■ Record list ■
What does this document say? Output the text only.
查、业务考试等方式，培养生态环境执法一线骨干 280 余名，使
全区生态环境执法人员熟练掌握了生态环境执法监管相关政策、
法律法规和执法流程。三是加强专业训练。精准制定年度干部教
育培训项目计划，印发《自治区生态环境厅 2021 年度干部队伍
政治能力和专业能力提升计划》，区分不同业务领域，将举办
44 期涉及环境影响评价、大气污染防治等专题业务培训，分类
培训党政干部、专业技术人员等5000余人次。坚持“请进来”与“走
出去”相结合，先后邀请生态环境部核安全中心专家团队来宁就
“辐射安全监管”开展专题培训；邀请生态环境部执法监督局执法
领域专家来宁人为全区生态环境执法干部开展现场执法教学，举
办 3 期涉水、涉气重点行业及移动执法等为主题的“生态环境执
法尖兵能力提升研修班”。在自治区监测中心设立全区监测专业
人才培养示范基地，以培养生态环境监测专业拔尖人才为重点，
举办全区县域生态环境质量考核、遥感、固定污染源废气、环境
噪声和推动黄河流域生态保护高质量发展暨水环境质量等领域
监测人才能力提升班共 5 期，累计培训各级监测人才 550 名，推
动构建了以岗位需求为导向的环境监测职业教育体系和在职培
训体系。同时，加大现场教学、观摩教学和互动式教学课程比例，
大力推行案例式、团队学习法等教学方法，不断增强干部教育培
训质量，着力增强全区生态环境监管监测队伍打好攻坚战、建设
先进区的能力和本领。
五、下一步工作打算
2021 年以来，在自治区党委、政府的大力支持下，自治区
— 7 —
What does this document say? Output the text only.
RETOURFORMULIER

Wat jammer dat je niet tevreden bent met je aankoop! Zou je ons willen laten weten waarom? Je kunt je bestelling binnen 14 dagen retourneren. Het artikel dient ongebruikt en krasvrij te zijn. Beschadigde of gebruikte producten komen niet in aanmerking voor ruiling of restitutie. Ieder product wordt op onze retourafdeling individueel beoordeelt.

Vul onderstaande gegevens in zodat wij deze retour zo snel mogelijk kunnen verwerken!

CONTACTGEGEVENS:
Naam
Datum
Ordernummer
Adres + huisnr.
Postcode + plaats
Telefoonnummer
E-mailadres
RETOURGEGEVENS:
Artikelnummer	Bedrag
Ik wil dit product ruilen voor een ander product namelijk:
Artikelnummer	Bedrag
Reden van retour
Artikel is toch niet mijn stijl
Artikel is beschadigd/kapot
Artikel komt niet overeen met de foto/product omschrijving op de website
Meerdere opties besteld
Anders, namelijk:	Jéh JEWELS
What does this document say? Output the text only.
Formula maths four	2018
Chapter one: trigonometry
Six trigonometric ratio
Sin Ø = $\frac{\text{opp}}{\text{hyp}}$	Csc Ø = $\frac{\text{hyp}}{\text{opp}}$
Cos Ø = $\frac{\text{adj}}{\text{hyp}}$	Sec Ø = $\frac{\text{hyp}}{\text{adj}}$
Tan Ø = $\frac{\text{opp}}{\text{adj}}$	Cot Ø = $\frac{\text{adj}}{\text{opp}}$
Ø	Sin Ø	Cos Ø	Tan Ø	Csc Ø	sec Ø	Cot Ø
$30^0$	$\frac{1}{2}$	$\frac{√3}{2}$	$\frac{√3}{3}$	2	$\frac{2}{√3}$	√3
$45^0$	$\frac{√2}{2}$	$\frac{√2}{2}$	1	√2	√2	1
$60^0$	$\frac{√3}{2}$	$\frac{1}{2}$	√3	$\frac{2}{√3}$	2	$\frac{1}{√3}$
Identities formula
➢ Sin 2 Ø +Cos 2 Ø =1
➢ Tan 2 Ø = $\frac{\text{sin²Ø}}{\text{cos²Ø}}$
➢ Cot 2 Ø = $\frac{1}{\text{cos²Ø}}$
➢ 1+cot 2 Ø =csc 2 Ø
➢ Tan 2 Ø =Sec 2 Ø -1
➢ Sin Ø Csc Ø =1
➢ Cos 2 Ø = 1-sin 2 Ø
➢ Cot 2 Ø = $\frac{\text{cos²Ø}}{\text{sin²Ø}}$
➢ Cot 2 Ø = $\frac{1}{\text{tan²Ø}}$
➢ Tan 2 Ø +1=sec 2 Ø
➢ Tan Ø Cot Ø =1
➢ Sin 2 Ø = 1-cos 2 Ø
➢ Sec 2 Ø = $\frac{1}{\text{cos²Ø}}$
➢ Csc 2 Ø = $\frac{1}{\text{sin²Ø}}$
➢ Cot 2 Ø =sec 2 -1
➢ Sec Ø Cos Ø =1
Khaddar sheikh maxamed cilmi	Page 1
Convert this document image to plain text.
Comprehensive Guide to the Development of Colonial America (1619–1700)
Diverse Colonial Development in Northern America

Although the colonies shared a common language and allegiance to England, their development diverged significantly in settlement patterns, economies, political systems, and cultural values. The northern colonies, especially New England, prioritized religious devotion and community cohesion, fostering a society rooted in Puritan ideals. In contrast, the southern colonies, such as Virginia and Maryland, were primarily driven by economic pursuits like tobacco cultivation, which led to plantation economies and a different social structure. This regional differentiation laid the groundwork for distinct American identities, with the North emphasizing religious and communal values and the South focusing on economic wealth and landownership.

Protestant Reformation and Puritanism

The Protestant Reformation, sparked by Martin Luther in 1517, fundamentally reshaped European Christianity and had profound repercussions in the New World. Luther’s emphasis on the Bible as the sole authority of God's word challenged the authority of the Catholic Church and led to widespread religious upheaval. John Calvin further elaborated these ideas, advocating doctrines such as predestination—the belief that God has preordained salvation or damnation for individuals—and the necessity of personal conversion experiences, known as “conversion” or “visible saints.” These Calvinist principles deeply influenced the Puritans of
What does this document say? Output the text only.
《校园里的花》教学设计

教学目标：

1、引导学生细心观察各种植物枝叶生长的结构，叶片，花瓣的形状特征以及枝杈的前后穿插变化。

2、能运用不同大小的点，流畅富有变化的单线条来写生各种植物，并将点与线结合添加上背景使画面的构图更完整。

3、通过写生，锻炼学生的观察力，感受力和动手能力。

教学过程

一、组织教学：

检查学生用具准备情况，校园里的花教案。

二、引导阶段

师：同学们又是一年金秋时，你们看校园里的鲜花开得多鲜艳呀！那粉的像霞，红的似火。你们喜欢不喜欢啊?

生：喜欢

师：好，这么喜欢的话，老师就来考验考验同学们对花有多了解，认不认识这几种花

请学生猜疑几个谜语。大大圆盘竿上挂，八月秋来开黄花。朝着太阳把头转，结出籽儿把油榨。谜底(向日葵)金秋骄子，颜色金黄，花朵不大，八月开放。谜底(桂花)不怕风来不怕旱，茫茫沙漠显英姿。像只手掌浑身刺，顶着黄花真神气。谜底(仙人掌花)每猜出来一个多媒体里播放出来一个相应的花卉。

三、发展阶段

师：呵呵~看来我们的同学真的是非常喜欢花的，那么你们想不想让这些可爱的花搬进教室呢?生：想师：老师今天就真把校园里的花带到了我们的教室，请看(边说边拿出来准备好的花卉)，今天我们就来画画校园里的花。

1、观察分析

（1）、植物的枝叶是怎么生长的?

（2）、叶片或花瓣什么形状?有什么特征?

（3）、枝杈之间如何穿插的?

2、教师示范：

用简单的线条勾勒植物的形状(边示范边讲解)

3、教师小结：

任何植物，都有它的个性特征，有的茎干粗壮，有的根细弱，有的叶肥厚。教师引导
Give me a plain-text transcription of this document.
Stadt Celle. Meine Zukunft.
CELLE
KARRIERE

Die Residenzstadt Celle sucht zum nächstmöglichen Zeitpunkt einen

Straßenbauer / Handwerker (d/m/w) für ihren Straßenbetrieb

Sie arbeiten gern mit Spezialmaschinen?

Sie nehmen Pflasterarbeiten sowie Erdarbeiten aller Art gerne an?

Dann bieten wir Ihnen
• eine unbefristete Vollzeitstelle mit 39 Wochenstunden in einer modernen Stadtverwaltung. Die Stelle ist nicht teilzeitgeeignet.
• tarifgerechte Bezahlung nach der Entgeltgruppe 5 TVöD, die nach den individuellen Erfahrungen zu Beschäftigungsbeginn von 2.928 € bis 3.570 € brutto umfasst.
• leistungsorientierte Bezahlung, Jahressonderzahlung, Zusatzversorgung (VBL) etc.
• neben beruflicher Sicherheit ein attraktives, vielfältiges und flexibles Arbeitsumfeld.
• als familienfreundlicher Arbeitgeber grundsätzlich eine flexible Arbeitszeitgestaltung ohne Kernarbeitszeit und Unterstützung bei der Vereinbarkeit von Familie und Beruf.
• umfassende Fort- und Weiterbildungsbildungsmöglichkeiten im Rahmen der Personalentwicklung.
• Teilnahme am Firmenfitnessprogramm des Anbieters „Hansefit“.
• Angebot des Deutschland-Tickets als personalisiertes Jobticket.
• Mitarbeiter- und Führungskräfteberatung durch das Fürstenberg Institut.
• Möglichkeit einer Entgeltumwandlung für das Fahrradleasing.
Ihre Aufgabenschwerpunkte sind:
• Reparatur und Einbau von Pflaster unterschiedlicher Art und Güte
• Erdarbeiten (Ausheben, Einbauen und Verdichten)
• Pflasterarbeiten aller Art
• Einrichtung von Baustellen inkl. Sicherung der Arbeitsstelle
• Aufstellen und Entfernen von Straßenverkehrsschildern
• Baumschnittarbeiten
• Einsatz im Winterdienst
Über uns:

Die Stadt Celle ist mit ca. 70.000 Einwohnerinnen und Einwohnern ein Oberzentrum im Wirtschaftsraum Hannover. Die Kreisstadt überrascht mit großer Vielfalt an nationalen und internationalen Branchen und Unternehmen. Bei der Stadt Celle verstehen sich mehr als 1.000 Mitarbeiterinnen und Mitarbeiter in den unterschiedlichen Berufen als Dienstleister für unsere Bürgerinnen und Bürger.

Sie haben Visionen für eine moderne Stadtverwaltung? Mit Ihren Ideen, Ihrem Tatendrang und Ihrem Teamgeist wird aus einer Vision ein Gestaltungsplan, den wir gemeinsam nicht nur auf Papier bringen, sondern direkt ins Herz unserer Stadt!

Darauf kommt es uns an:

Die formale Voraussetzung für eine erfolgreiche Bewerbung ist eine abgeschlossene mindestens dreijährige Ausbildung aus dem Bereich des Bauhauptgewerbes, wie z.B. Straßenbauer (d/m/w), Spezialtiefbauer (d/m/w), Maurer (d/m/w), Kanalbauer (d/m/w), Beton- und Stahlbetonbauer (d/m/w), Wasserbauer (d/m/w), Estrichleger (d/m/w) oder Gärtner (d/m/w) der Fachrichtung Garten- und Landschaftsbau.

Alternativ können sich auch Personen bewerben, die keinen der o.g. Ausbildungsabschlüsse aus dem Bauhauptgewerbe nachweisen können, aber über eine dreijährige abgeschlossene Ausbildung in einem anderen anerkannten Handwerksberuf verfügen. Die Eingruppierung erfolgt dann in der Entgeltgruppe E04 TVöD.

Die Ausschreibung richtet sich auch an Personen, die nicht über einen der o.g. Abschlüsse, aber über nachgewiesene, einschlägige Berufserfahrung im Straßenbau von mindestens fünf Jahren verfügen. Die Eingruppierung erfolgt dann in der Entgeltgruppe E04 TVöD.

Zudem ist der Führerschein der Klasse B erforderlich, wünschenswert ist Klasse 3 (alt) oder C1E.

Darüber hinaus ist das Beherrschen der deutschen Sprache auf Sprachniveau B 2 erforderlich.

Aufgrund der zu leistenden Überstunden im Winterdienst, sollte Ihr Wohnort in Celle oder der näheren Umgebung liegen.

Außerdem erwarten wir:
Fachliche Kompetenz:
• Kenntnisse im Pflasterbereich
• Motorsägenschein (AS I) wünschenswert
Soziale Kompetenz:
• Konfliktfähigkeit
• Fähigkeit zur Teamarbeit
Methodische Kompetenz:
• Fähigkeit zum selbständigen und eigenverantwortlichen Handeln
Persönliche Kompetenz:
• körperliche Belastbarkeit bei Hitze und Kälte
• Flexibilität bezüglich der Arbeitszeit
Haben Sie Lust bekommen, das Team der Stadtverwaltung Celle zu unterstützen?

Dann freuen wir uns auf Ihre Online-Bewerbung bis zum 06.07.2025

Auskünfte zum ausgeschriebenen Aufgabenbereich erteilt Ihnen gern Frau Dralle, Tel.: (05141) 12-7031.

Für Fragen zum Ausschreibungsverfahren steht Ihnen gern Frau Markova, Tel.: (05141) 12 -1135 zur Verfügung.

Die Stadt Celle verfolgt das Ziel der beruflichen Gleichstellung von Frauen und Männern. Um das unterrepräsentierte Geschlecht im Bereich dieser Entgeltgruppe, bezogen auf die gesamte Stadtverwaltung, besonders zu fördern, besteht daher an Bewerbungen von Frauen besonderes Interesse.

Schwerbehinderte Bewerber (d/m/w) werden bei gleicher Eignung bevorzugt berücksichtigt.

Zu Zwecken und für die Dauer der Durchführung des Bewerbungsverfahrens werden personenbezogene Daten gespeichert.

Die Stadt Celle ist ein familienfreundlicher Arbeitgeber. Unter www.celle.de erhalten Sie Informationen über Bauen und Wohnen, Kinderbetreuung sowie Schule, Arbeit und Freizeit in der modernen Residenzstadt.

■ Work to be completed ■
Going through the entries above, report how many lines include the string "voor". The number alone is the answer.

■ Solution for this exercise ■
2